[Stored records]
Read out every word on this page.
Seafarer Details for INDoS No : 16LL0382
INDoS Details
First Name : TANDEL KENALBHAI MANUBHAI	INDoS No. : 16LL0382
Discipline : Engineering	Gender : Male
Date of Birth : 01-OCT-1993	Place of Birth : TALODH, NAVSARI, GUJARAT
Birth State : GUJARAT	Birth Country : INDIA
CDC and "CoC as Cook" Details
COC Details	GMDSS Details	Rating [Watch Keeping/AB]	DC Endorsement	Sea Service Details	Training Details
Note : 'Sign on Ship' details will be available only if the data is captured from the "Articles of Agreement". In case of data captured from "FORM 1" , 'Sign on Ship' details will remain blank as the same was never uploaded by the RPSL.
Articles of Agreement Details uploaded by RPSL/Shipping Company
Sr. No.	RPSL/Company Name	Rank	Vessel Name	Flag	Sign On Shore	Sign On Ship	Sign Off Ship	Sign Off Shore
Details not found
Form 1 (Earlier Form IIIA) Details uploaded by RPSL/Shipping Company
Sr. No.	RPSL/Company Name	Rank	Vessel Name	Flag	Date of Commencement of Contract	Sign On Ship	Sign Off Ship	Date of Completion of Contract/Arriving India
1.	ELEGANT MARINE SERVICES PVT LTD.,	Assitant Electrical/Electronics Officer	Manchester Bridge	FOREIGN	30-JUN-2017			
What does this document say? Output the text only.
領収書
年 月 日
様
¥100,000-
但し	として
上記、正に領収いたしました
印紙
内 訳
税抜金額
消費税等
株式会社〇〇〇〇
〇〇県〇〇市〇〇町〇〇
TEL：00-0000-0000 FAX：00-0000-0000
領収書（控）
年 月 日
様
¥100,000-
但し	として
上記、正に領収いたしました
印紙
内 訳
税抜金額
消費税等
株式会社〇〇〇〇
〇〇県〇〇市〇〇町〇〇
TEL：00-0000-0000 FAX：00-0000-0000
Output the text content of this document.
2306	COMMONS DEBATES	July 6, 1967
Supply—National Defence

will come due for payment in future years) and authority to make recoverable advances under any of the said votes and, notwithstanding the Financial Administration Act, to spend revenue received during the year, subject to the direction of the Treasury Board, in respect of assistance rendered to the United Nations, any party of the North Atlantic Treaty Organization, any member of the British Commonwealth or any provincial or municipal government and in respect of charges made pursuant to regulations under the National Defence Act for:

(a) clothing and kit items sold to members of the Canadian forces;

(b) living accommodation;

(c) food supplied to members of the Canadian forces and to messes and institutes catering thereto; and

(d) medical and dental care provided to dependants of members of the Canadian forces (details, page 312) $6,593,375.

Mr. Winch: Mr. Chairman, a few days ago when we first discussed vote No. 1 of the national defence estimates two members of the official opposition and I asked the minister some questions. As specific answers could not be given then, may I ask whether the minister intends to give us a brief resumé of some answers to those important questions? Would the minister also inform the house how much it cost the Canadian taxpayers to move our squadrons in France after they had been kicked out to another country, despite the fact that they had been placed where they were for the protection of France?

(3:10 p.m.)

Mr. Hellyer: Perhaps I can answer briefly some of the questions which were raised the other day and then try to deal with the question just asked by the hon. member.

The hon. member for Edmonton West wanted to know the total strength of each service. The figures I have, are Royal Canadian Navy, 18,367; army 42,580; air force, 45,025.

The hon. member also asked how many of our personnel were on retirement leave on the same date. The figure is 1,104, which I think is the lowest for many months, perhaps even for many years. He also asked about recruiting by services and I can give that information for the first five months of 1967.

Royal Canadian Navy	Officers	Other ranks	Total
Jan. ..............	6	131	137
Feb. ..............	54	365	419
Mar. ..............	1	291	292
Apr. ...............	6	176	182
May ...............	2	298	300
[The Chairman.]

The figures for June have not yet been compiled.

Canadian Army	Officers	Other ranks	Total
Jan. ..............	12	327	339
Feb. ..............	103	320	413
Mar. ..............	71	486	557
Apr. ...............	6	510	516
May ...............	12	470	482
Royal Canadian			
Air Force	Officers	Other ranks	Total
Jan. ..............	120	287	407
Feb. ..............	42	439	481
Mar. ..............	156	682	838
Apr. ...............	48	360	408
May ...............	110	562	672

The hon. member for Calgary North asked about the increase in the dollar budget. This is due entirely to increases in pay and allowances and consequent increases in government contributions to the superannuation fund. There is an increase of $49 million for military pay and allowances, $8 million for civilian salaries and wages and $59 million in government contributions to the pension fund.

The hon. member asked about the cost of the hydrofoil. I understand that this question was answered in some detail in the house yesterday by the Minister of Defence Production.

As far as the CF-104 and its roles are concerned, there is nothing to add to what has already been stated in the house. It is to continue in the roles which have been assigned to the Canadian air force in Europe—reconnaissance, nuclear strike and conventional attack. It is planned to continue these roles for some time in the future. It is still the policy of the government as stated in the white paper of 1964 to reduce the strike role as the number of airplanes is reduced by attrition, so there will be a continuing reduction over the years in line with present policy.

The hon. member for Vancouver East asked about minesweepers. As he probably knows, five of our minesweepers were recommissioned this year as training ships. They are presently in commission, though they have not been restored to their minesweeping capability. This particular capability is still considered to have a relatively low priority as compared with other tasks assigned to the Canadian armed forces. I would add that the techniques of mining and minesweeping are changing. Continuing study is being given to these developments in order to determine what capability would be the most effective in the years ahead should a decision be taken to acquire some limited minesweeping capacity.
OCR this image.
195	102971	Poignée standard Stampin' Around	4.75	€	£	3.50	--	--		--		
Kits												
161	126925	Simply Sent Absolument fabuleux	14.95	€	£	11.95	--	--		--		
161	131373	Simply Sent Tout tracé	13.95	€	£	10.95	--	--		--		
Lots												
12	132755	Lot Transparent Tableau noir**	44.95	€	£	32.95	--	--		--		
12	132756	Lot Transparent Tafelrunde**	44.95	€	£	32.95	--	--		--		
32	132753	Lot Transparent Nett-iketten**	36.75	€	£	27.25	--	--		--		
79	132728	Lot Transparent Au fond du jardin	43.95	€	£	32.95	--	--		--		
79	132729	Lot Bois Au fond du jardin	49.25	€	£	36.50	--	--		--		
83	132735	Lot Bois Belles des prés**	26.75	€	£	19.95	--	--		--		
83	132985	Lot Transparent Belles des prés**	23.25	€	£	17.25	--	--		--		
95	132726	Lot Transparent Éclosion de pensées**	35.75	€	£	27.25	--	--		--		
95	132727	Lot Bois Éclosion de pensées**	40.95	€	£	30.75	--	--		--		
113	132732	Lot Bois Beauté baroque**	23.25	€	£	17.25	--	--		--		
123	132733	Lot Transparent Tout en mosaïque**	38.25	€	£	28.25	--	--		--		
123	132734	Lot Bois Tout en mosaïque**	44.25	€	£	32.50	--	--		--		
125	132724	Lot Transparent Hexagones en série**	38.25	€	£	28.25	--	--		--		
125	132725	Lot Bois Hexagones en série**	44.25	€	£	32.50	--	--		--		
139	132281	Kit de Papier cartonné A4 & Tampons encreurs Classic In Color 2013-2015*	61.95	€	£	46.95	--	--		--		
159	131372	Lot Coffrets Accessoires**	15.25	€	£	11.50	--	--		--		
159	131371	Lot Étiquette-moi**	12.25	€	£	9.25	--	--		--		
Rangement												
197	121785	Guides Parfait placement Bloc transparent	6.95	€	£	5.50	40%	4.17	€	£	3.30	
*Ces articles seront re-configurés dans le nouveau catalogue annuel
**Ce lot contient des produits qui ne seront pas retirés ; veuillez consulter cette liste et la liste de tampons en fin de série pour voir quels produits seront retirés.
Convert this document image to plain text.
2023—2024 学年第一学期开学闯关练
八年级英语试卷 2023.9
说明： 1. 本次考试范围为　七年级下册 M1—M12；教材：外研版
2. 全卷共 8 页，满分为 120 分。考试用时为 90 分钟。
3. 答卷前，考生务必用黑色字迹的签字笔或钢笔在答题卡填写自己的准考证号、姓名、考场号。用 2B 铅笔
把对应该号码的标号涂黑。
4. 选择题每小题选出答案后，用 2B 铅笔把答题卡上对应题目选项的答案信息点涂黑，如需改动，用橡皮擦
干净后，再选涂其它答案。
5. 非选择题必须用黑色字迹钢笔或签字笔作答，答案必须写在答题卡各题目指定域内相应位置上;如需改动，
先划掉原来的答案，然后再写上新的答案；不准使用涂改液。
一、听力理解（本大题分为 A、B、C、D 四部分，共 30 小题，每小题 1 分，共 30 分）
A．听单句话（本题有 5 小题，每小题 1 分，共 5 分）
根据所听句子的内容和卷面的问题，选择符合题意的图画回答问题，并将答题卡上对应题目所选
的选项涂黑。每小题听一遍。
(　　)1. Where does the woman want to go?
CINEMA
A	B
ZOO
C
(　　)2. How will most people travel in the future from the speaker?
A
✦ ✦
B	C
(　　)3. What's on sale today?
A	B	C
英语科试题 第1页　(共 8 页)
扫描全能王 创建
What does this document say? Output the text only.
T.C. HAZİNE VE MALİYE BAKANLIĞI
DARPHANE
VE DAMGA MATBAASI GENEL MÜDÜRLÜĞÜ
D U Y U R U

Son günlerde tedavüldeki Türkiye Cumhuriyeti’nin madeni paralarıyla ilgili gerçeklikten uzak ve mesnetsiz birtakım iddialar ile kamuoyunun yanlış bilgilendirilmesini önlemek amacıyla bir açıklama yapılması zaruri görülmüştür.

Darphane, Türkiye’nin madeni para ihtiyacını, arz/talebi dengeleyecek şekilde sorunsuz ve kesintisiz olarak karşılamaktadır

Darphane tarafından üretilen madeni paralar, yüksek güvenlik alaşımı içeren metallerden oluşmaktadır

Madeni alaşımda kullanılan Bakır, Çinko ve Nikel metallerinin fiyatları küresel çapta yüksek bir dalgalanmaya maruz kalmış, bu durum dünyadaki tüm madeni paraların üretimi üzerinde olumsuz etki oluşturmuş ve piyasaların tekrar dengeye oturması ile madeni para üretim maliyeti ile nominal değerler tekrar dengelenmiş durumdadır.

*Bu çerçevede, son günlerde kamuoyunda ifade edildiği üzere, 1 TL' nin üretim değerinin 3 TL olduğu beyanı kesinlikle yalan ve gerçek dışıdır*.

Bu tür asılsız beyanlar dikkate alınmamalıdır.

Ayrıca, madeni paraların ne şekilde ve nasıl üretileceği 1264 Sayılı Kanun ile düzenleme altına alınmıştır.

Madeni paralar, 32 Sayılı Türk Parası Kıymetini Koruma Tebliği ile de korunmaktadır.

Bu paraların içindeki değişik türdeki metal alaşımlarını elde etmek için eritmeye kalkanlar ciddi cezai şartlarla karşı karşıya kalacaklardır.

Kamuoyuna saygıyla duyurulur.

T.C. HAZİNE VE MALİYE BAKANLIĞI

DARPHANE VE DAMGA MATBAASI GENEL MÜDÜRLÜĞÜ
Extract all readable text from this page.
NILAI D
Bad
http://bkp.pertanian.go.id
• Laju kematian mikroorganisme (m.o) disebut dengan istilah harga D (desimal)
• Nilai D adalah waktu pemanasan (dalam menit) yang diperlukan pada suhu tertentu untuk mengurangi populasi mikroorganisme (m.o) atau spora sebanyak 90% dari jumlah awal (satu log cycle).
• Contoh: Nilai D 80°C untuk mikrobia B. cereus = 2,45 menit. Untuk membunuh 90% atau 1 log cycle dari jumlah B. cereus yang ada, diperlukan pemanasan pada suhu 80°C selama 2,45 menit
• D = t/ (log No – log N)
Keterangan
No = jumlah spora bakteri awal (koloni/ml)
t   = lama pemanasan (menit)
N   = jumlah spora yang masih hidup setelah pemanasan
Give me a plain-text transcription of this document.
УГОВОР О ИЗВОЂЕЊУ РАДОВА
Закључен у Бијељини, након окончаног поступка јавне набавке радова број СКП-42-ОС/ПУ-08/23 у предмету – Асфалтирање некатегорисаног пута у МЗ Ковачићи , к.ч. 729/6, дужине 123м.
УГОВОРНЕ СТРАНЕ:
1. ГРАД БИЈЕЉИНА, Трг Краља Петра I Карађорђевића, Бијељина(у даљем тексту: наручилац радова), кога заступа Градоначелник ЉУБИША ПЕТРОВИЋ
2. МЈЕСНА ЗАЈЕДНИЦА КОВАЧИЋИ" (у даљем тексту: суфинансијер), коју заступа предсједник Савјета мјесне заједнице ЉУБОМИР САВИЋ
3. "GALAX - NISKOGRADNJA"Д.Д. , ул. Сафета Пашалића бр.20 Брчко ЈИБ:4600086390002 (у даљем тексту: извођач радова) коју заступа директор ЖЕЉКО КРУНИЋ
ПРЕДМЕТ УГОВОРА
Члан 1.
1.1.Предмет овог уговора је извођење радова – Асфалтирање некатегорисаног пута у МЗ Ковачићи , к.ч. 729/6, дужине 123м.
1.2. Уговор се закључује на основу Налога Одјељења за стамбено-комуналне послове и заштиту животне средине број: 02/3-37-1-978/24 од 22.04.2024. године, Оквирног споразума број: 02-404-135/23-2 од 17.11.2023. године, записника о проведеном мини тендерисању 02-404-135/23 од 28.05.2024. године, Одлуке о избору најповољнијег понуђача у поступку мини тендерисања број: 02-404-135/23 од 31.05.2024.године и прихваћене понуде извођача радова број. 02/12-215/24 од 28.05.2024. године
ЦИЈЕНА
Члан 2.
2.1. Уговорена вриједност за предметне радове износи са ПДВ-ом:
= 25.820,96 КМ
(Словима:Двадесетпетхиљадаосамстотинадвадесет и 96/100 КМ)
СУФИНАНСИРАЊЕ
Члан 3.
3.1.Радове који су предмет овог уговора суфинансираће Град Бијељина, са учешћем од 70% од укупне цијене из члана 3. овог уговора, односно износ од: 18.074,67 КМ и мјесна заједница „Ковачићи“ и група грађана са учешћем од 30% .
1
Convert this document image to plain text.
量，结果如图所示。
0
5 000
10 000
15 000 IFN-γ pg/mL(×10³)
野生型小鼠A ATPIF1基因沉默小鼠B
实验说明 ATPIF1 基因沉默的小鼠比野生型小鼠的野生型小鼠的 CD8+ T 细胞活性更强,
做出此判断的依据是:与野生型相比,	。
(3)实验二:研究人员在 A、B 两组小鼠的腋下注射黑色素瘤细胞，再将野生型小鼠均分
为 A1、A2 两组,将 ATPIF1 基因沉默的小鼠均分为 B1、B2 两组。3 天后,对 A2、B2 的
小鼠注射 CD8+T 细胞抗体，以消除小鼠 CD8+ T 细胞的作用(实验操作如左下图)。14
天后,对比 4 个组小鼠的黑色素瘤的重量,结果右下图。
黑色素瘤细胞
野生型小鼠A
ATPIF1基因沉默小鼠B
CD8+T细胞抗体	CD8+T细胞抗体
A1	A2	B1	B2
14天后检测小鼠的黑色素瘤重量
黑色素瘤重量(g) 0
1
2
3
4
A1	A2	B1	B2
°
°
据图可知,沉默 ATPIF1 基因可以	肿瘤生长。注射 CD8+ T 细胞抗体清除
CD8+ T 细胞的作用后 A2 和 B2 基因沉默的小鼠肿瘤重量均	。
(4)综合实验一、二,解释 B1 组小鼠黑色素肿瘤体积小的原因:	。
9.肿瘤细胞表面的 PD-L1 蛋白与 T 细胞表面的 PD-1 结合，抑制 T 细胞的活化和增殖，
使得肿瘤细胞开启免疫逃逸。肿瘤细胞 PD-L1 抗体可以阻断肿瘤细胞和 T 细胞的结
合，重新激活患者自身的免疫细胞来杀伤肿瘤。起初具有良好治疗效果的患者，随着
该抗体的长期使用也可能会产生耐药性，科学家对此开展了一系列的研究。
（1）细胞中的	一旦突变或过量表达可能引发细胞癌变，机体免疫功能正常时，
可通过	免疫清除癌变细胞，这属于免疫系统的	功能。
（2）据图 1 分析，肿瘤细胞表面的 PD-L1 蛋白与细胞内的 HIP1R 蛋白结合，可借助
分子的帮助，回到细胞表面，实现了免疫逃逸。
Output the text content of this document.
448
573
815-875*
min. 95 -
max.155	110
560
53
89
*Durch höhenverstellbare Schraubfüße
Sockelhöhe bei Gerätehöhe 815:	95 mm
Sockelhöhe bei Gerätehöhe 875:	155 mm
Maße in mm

* _Directions_: Extract each line from the listing that holds the word "awal".

* _Worked answer_:
• Nilai D adalah waktu pemanasan (dalam menit) yang diperlukan pada suhu tertentu untuk mengurangi populasi mikroorganisme (m.o) atau spora sebanyak 90% dari jumlah awal (satu log cycle).
No = jumlah spora bakteri awal (koloni/ml)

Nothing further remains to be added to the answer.